• _Your instructions_
Repeat every record below exactly as written.

• _Supplied entries_
· · ·

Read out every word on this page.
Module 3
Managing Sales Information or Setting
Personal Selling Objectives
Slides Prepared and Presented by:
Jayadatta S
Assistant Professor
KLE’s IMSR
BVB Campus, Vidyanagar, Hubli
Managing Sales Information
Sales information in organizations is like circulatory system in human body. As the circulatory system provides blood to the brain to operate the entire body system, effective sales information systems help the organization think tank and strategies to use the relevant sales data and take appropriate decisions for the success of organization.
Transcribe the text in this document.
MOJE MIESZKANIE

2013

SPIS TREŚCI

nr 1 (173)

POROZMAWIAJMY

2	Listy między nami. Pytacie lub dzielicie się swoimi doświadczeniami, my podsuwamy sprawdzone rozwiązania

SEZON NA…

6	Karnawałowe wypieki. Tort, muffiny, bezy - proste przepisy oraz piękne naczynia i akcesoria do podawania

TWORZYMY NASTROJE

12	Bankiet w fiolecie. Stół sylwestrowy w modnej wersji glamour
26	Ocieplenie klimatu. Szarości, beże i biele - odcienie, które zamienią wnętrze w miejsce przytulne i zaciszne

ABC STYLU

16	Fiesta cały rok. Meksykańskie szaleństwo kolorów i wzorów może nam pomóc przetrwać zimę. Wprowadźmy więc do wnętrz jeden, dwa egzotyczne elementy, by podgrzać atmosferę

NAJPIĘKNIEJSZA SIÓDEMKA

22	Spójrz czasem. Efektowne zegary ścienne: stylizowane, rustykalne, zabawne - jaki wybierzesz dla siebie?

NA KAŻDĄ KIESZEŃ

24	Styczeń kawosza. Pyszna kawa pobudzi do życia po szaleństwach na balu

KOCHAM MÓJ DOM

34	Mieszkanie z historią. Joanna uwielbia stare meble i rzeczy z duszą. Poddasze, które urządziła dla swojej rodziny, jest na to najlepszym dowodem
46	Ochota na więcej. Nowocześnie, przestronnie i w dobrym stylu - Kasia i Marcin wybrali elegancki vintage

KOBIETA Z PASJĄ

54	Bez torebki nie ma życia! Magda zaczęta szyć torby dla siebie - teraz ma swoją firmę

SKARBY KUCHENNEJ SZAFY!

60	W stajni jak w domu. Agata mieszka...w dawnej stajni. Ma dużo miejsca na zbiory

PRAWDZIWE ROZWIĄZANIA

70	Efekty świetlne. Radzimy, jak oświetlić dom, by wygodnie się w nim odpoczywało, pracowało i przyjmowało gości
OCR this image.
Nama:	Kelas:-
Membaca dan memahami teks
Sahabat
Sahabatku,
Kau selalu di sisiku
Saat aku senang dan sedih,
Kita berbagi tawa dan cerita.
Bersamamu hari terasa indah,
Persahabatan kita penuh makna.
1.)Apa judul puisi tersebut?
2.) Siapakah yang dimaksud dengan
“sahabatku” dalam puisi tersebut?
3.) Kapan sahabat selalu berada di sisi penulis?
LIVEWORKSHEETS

· · ·

• _Result_
Read out every word on this page.
Module 3
Managing Sales Information or Setting
Personal Selling Objectives
Slides Prepared and Presented by:
Jayadatta S
Assistant Professor
KLE’s IMSR
BVB Campus, Vidyanagar, Hubli
Managing Sales Information
Sales information in organizations is like circulatory system in human body. As the circulatory system provides blood to the brain to operate the entire body system, effective sales information systems help the organization think tank and strategies to use the relevant sales data and take appropriate decisions for the success of organization.
Transcribe the text in this document.
MOJE MIESZKANIE

2013

SPIS TREŚCI

nr 1 (173)

POROZMAWIAJMY

2	Listy między nami. Pytacie lub dzielicie się swoimi doświadczeniami, my podsuwamy sprawdzone rozwiązania

SEZON NA…

6	Karnawałowe wypieki. Tort, muffiny, bezy - proste przepisy oraz piękne naczynia i akcesoria do podawania

TWORZYMY NASTROJE

12	Bankiet w fiolecie. Stół sylwestrowy w modnej wersji glamour
26	Ocieplenie klimatu. Szarości, beże i biele - odcienie, które zamienią wnętrze w miejsce przytulne i zaciszne

ABC STYLU

16	Fiesta cały rok. Meksykańskie szaleństwo kolorów i wzorów może nam pomóc przetrwać zimę. Wprowadźmy więc do wnętrz jeden, dwa egzotyczne elementy, by podgrzać atmosferę

NAJPIĘKNIEJSZA SIÓDEMKA

22	Spójrz czasem. Efektowne zegary ścienne: stylizowane, rustykalne, zabawne - jaki wybierzesz dla siebie?

NA KAŻDĄ KIESZEŃ

24	Styczeń kawosza. Pyszna kawa pobudzi do życia po szaleństwach na balu

KOCHAM MÓJ DOM

34	Mieszkanie z historią. Joanna uwielbia stare meble i rzeczy z duszą. Poddasze, które urządziła dla swojej rodziny, jest na to najlepszym dowodem
46	Ochota na więcej. Nowocześnie, przestronnie i w dobrym stylu - Kasia i Marcin wybrali elegancki vintage

KOBIETA Z PASJĄ

54	Bez torebki nie ma życia! Magda zaczęta szyć torby dla siebie - teraz ma swoją firmę

SKARBY KUCHENNEJ SZAFY!

60	W stajni jak w domu. Agata mieszka...w dawnej stajni. Ma dużo miejsca na zbiory

PRAWDZIWE ROZWIĄZANIA

70	Efekty świetlne. Radzimy, jak oświetlić dom, by wygodnie się w nim odpoczywało, pracowało i przyjmowało gości
OCR this image.
Nama:	Kelas:-
Membaca dan memahami teks
Sahabat
Sahabatku,
Kau selalu di sisiku
Saat aku senang dan sedih,
Kita berbagi tawa dan cerita.
Bersamamu hari terasa indah,
Persahabatan kita penuh makna.
1.)Apa judul puisi tersebut?
2.) Siapakah yang dimaksud dengan
“sahabatku” dalam puisi tersebut?
3.) Kapan sahabat selalu berada di sisi penulis?
LIVEWORKSHEETS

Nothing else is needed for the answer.